Goal.
The records that follow must be repeated verbatim, every one of them.

Items.
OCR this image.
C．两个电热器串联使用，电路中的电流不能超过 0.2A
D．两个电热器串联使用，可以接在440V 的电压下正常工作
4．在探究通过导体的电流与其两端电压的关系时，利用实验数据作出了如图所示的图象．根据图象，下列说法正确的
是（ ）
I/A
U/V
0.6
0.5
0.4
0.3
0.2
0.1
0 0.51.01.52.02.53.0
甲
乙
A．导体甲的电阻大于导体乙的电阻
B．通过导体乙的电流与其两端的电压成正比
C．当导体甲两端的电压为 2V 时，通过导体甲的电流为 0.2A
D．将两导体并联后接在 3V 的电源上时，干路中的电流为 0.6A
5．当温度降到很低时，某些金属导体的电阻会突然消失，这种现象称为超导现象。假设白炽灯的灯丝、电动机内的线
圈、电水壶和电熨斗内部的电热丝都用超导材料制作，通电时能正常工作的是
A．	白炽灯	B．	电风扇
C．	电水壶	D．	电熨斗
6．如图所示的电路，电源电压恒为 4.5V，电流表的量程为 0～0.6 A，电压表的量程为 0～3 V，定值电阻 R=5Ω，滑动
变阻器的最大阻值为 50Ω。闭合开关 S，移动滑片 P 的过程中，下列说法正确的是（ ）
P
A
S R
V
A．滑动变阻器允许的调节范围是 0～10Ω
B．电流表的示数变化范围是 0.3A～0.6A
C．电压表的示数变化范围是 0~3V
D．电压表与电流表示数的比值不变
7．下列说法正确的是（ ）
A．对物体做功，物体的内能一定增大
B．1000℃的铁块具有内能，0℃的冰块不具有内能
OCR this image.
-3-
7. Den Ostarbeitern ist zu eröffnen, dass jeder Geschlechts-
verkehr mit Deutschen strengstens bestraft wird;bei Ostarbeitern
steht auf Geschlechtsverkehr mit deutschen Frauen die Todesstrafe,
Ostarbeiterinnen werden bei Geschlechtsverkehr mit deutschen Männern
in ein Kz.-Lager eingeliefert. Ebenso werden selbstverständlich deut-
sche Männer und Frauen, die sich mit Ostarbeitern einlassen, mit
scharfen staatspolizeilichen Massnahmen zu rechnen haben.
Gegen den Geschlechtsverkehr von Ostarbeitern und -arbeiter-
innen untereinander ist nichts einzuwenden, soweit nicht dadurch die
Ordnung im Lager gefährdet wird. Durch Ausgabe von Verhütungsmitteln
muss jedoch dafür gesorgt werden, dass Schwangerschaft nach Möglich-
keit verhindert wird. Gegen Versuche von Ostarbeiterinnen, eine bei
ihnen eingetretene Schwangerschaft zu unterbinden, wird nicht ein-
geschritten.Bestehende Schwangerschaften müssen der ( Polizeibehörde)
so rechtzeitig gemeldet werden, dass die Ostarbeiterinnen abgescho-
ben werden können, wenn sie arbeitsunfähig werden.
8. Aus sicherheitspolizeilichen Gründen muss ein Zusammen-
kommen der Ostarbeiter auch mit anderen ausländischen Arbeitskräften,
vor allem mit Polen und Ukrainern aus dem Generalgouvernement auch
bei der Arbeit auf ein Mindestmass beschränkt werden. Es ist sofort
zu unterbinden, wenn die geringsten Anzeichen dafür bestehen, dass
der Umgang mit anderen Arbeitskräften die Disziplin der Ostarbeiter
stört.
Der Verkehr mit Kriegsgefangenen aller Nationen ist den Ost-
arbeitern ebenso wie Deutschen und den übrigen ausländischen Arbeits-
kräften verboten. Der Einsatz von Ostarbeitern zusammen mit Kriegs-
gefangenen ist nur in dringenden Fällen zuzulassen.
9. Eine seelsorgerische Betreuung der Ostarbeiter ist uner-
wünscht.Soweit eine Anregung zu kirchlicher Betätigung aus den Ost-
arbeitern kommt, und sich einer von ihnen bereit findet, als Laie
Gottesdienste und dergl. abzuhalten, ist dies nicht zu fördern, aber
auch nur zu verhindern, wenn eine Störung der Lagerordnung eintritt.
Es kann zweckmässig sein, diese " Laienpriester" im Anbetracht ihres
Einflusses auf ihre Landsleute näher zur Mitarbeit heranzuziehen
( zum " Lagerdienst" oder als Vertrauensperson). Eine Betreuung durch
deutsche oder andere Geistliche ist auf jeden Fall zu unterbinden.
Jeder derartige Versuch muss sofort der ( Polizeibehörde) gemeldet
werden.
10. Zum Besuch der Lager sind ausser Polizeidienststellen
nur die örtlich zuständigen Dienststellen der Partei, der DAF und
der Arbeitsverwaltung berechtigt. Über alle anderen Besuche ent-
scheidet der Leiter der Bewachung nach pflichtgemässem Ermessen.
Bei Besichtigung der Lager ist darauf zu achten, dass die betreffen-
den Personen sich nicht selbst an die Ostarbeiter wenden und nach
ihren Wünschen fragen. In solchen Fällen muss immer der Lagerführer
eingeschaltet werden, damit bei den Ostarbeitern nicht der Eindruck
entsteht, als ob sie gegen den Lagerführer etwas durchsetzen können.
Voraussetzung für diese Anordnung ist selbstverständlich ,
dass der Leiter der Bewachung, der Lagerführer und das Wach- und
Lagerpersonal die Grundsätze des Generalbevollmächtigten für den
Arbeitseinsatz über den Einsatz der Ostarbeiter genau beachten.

Finished answer.
OCR this image.
C．两个电热器串联使用，电路中的电流不能超过 0.2A
D．两个电热器串联使用，可以接在440V 的电压下正常工作
4．在探究通过导体的电流与其两端电压的关系时，利用实验数据作出了如图所示的图象．根据图象，下列说法正确的
是（ ）
I/A
U/V
0.6
0.5
0.4
0.3
0.2
0.1
0 0.51.01.52.02.53.0
甲
乙
A．导体甲的电阻大于导体乙的电阻
B．通过导体乙的电流与其两端的电压成正比
C．当导体甲两端的电压为 2V 时，通过导体甲的电流为 0.2A
D．将两导体并联后接在 3V 的电源上时，干路中的电流为 0.6A
5．当温度降到很低时，某些金属导体的电阻会突然消失，这种现象称为超导现象。假设白炽灯的灯丝、电动机内的线
圈、电水壶和电熨斗内部的电热丝都用超导材料制作，通电时能正常工作的是
A．	白炽灯	B．	电风扇
C．	电水壶	D．	电熨斗
6．如图所示的电路，电源电压恒为 4.5V，电流表的量程为 0～0.6 A，电压表的量程为 0～3 V，定值电阻 R=5Ω，滑动
变阻器的最大阻值为 50Ω。闭合开关 S，移动滑片 P 的过程中，下列说法正确的是（ ）
P
A
S R
V
A．滑动变阻器允许的调节范围是 0～10Ω
B．电流表的示数变化范围是 0.3A～0.6A
C．电压表的示数变化范围是 0~3V
D．电压表与电流表示数的比值不变
7．下列说法正确的是（ ）
A．对物体做功，物体的内能一定增大
B．1000℃的铁块具有内能，0℃的冰块不具有内能
OCR this image.
-3-
7. Den Ostarbeitern ist zu eröffnen, dass jeder Geschlechts-
verkehr mit Deutschen strengstens bestraft wird;bei Ostarbeitern
steht auf Geschlechtsverkehr mit deutschen Frauen die Todesstrafe,
Ostarbeiterinnen werden bei Geschlechtsverkehr mit deutschen Männern
in ein Kz.-Lager eingeliefert. Ebenso werden selbstverständlich deut-
sche Männer und Frauen, die sich mit Ostarbeitern einlassen, mit
scharfen staatspolizeilichen Massnahmen zu rechnen haben.
Gegen den Geschlechtsverkehr von Ostarbeitern und -arbeiter-
innen untereinander ist nichts einzuwenden, soweit nicht dadurch die
Ordnung im Lager gefährdet wird. Durch Ausgabe von Verhütungsmitteln
muss jedoch dafür gesorgt werden, dass Schwangerschaft nach Möglich-
keit verhindert wird. Gegen Versuche von Ostarbeiterinnen, eine bei
ihnen eingetretene Schwangerschaft zu unterbinden, wird nicht ein-
geschritten.Bestehende Schwangerschaften müssen der ( Polizeibehörde)
so rechtzeitig gemeldet werden, dass die Ostarbeiterinnen abgescho-
ben werden können, wenn sie arbeitsunfähig werden.
8. Aus sicherheitspolizeilichen Gründen muss ein Zusammen-
kommen der Ostarbeiter auch mit anderen ausländischen Arbeitskräften,
vor allem mit Polen und Ukrainern aus dem Generalgouvernement auch
bei der Arbeit auf ein Mindestmass beschränkt werden. Es ist sofort
zu unterbinden, wenn die geringsten Anzeichen dafür bestehen, dass
der Umgang mit anderen Arbeitskräften die Disziplin der Ostarbeiter
stört.
Der Verkehr mit Kriegsgefangenen aller Nationen ist den Ost-
arbeitern ebenso wie Deutschen und den übrigen ausländischen Arbeits-
kräften verboten. Der Einsatz von Ostarbeitern zusammen mit Kriegs-
gefangenen ist nur in dringenden Fällen zuzulassen.
9. Eine seelsorgerische Betreuung der Ostarbeiter ist uner-
wünscht.Soweit eine Anregung zu kirchlicher Betätigung aus den Ost-
arbeitern kommt, und sich einer von ihnen bereit findet, als Laie
Gottesdienste und dergl. abzuhalten, ist dies nicht zu fördern, aber
auch nur zu verhindern, wenn eine Störung der Lagerordnung eintritt.
Es kann zweckmässig sein, diese " Laienpriester" im Anbetracht ihres
Einflusses auf ihre Landsleute näher zur Mitarbeit heranzuziehen
( zum " Lagerdienst" oder als Vertrauensperson). Eine Betreuung durch
deutsche oder andere Geistliche ist auf jeden Fall zu unterbinden.
Jeder derartige Versuch muss sofort der ( Polizeibehörde) gemeldet
werden.
10. Zum Besuch der Lager sind ausser Polizeidienststellen
nur die örtlich zuständigen Dienststellen der Partei, der DAF und
der Arbeitsverwaltung berechtigt. Über alle anderen Besuche ent-
scheidet der Leiter der Bewachung nach pflichtgemässem Ermessen.
Bei Besichtigung der Lager ist darauf zu achten, dass die betreffen-
den Personen sich nicht selbst an die Ostarbeiter wenden und nach
ihren Wünschen fragen. In solchen Fällen muss immer der Lagerführer
eingeschaltet werden, damit bei den Ostarbeitern nicht der Eindruck
entsteht, als ob sie gegen den Lagerführer etwas durchsetzen können.
Voraussetzung für diese Anordnung ist selbstverständlich ,
dass der Leiter der Bewachung, der Lagerführer und das Wach- und
Lagerpersonal die Grundsätze des Generalbevollmächtigten für den
Arbeitseinsatz über den Einsatz der Ostarbeiter genau beachten.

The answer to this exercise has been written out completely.